Given records:
--- --- ---
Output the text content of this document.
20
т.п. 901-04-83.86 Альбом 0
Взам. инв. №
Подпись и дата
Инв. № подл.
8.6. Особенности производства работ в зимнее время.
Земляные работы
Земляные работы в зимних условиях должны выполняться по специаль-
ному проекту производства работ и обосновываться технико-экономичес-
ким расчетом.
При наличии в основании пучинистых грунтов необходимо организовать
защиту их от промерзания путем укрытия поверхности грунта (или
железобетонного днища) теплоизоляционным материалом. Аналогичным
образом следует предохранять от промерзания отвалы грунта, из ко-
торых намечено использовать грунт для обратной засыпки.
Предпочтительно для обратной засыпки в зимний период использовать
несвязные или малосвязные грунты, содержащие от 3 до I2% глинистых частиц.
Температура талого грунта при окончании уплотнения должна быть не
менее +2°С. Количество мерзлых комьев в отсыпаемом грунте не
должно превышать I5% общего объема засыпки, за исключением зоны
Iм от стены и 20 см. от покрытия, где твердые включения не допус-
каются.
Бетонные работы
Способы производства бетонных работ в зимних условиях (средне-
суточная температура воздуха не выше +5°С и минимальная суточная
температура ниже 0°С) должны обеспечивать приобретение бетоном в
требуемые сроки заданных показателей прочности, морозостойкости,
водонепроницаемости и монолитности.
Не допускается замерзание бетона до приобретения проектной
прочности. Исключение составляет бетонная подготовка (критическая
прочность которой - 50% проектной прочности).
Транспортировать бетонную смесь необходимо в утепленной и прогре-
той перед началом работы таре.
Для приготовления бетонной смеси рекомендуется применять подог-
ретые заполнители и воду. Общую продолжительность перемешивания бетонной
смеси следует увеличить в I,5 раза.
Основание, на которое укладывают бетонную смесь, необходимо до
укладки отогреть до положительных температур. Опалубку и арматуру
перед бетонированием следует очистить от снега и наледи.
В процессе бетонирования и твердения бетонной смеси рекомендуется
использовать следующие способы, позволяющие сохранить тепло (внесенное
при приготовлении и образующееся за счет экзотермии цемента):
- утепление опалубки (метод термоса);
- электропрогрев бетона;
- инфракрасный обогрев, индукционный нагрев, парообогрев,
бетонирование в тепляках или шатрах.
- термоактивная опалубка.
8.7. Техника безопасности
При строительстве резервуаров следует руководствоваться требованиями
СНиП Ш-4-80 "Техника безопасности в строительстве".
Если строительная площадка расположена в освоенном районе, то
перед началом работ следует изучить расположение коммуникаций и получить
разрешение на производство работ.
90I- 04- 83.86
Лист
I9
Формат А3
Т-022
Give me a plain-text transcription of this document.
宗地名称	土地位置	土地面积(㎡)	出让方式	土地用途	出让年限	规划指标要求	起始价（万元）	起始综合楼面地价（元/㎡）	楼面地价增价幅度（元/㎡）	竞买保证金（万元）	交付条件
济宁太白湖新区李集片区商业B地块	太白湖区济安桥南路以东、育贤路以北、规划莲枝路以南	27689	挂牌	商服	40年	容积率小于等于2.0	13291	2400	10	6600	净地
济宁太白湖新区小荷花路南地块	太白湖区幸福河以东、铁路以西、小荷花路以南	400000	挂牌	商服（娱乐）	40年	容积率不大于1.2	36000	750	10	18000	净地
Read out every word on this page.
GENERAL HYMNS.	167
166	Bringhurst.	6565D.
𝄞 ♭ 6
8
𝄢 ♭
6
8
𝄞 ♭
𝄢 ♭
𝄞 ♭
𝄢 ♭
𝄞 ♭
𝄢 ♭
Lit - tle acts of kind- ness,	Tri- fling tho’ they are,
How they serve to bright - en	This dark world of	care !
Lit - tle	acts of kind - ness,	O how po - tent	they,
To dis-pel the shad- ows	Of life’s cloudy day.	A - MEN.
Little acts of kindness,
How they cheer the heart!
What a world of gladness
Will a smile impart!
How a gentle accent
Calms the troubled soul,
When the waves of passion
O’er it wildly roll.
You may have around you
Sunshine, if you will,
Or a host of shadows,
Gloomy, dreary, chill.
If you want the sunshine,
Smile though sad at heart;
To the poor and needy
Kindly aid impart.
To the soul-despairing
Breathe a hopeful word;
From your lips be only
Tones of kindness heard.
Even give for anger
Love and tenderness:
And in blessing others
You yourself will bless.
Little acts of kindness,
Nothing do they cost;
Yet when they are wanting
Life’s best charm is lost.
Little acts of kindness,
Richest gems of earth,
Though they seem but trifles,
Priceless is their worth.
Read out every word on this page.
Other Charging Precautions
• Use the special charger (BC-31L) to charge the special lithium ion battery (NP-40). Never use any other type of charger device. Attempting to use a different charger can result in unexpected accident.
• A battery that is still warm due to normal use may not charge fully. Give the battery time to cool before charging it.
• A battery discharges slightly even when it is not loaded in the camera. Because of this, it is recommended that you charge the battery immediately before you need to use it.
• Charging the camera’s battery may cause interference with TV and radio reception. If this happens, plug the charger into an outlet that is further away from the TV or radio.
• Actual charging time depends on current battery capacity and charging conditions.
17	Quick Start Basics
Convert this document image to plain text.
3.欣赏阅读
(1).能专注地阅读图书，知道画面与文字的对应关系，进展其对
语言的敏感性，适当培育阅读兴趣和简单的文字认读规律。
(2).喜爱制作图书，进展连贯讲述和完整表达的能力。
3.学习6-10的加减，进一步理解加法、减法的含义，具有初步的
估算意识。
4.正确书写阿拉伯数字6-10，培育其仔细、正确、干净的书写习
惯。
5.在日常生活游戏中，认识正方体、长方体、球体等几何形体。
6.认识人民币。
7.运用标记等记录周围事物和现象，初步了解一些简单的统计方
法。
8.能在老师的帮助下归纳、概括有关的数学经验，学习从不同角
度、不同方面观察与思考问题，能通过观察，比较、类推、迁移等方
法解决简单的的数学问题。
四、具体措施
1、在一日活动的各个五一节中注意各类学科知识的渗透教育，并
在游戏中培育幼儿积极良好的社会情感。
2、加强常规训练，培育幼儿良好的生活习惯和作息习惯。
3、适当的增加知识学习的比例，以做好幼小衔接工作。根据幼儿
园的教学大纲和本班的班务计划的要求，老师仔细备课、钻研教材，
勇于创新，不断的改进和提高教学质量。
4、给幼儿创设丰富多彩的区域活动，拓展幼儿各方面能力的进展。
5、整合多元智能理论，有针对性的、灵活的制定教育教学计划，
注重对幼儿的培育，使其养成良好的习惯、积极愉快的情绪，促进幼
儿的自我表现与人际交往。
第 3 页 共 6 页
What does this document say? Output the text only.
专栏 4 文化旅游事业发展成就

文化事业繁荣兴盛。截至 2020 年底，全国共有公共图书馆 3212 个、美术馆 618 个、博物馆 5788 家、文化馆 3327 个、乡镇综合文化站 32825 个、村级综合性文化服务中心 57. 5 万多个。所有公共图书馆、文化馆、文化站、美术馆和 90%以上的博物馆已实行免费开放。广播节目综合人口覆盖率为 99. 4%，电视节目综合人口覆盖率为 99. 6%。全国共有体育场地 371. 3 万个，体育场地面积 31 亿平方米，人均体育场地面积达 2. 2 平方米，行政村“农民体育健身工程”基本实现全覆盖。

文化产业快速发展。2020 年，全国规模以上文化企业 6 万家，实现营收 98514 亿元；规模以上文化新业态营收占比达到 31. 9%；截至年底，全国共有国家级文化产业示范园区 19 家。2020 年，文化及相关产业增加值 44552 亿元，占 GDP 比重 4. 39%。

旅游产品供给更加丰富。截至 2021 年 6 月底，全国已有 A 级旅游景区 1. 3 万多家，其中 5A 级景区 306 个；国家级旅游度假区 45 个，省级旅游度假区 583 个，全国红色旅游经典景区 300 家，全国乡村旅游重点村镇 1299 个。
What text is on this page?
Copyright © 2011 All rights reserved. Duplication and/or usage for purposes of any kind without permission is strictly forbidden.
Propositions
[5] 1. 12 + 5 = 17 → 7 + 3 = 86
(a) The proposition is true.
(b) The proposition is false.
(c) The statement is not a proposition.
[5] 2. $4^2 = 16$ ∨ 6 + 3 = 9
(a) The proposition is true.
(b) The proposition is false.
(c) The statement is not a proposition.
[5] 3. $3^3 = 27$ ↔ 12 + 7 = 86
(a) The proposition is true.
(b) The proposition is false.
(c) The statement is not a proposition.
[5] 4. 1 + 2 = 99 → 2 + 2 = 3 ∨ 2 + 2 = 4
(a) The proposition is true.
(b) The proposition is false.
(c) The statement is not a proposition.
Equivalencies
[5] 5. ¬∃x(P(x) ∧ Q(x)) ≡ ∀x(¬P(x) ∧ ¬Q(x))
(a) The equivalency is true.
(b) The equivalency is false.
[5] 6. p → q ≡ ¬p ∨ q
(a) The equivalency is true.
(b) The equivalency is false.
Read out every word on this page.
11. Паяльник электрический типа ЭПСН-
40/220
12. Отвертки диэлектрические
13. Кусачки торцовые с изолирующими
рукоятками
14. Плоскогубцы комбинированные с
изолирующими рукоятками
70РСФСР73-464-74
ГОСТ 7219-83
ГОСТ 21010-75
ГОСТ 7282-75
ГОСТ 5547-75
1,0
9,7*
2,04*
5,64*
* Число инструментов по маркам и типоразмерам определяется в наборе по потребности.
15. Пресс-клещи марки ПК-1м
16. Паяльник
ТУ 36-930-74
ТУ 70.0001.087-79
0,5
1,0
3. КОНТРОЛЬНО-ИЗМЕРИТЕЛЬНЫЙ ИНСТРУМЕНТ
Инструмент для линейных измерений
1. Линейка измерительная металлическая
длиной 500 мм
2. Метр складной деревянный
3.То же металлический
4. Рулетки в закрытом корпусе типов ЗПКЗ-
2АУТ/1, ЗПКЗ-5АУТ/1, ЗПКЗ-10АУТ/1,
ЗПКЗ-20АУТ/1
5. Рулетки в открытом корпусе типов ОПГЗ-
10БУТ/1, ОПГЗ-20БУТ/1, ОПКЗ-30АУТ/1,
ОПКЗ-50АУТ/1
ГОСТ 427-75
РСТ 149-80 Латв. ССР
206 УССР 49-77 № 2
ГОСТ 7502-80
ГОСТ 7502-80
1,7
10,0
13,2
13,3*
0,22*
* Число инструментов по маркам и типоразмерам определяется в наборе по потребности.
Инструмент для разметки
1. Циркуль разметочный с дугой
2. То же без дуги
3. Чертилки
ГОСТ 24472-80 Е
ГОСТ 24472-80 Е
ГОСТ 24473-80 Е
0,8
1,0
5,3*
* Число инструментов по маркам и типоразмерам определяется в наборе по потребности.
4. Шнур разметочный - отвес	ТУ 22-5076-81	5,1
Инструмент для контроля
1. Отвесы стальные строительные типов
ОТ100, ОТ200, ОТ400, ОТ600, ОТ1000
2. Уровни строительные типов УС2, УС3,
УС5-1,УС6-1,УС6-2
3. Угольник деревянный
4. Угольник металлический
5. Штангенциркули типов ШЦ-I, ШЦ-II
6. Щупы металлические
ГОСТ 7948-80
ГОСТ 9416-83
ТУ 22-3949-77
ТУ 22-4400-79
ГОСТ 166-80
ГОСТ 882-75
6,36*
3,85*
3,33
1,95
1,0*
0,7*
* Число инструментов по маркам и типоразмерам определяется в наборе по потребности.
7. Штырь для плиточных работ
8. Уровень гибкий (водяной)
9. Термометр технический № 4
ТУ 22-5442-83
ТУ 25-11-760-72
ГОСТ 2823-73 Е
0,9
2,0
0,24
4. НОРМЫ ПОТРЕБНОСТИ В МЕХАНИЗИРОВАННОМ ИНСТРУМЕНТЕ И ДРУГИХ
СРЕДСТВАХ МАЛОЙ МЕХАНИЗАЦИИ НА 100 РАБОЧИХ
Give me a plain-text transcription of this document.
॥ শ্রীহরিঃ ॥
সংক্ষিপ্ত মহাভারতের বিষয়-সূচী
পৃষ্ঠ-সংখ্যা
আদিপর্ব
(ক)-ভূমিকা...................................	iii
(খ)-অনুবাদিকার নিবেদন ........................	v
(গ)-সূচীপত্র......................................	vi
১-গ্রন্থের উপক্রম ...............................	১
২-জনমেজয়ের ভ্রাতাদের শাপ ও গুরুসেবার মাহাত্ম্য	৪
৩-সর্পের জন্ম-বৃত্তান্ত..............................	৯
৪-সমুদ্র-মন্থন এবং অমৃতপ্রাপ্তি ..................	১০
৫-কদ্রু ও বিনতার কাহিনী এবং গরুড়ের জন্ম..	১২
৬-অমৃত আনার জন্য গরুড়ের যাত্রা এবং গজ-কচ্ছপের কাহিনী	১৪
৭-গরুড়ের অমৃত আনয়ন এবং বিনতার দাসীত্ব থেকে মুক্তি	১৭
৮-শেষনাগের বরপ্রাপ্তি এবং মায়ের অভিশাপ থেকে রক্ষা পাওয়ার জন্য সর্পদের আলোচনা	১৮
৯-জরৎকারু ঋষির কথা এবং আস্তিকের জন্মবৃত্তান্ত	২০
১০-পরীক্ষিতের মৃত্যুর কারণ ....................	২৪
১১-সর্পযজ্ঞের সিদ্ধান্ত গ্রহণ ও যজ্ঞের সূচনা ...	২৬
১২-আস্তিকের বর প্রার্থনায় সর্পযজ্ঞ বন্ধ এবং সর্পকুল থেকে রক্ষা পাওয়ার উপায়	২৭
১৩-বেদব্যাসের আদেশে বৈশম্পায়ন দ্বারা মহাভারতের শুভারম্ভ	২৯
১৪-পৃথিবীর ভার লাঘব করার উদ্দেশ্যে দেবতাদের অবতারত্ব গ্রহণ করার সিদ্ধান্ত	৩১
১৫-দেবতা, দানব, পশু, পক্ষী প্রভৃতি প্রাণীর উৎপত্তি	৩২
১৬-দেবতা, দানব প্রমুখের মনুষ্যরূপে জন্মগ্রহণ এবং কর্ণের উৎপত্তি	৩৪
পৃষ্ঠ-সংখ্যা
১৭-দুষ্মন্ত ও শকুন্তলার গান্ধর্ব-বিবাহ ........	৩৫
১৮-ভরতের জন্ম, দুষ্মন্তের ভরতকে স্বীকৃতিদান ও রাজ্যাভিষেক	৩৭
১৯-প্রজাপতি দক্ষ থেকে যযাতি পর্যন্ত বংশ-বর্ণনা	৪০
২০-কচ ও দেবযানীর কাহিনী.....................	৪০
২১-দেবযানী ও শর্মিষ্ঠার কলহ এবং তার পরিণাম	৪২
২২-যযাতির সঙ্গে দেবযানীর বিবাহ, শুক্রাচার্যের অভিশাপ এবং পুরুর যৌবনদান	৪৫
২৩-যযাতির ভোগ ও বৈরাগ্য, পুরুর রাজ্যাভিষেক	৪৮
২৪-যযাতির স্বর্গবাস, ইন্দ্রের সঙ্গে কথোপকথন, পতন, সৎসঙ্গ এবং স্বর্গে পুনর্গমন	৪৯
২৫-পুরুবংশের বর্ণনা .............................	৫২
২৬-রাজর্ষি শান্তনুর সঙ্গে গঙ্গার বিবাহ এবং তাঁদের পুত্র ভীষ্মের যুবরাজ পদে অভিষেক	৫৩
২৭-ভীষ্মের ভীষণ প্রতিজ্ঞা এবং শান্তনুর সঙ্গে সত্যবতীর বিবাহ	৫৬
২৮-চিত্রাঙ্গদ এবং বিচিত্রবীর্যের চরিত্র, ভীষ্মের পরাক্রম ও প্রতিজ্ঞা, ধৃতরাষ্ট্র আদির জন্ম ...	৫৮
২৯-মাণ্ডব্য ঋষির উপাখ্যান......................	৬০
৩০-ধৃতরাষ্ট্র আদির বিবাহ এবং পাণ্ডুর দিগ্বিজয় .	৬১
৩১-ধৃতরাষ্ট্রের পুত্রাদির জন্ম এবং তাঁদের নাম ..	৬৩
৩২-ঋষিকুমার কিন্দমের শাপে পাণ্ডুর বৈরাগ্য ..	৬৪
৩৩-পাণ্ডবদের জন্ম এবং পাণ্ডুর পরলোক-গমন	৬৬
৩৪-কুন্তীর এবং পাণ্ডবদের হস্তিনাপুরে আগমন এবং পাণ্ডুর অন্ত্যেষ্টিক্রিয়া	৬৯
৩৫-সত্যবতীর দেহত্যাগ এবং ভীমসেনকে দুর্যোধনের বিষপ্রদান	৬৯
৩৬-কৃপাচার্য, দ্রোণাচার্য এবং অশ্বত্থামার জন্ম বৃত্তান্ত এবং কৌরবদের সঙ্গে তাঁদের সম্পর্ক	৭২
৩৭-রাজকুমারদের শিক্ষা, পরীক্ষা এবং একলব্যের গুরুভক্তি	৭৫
--- --- ---
Exercise aim: Go through the entries above and copy every line containing "text".

Response:
Output the text content of this document.
Give me a plain-text transcription of this document.
Convert this document image to plain text.
What does this document say? Output the text only.
What text is on this page?
Give me a plain-text transcription of this document.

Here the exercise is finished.